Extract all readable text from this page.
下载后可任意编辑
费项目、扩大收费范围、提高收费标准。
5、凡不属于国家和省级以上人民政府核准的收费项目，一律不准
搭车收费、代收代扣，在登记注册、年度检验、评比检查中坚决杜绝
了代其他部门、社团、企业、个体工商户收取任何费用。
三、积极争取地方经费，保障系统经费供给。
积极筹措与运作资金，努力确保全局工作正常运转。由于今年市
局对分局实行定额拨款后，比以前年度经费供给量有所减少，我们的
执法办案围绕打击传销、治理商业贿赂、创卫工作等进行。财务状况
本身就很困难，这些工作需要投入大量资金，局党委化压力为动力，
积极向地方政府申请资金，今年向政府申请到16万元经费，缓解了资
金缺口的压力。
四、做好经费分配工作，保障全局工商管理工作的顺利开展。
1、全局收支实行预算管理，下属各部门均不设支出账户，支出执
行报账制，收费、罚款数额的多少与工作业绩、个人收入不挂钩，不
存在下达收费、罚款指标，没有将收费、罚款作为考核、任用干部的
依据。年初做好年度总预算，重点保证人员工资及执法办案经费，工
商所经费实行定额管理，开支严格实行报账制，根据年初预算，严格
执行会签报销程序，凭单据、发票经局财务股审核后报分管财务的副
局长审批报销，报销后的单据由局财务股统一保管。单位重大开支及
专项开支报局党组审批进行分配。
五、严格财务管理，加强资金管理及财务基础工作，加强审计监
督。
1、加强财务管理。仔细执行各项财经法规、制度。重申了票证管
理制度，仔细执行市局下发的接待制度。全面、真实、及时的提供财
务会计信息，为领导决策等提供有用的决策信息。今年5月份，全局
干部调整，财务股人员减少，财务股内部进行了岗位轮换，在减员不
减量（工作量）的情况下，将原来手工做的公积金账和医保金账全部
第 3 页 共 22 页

★ ★ ★ ★ ★ ★ ★

*TASK STATEMENT*: Print the whole listing again, exactly.

*ANSWER IN FULL*:
Extract all readable text from this page.
下载后可任意编辑
费项目、扩大收费范围、提高收费标准。
5、凡不属于国家和省级以上人民政府核准的收费项目，一律不准
搭车收费、代收代扣，在登记注册、年度检验、评比检查中坚决杜绝
了代其他部门、社团、企业、个体工商户收取任何费用。
三、积极争取地方经费，保障系统经费供给。
积极筹措与运作资金，努力确保全局工作正常运转。由于今年市
局对分局实行定额拨款后，比以前年度经费供给量有所减少，我们的
执法办案围绕打击传销、治理商业贿赂、创卫工作等进行。财务状况
本身就很困难，这些工作需要投入大量资金，局党委化压力为动力，
积极向地方政府申请资金，今年向政府申请到16万元经费，缓解了资
金缺口的压力。
四、做好经费分配工作，保障全局工商管理工作的顺利开展。
1、全局收支实行预算管理，下属各部门均不设支出账户，支出执
行报账制，收费、罚款数额的多少与工作业绩、个人收入不挂钩，不
存在下达收费、罚款指标，没有将收费、罚款作为考核、任用干部的
依据。年初做好年度总预算，重点保证人员工资及执法办案经费，工
商所经费实行定额管理，开支严格实行报账制，根据年初预算，严格
执行会签报销程序，凭单据、发票经局财务股审核后报分管财务的副
局长审批报销，报销后的单据由局财务股统一保管。单位重大开支及
专项开支报局党组审批进行分配。
五、严格财务管理，加强资金管理及财务基础工作，加强审计监
督。
1、加强财务管理。仔细执行各项财经法规、制度。重申了票证管
理制度，仔细执行市局下发的接待制度。全面、真实、及时的提供财
务会计信息，为领导决策等提供有用的决策信息。今年5月份，全局
干部调整，财务股人员减少，财务股内部进行了岗位轮换，在减员不
减量（工作量）的情况下，将原来手工做的公积金账和医保金账全部
第 3 页 共 22 页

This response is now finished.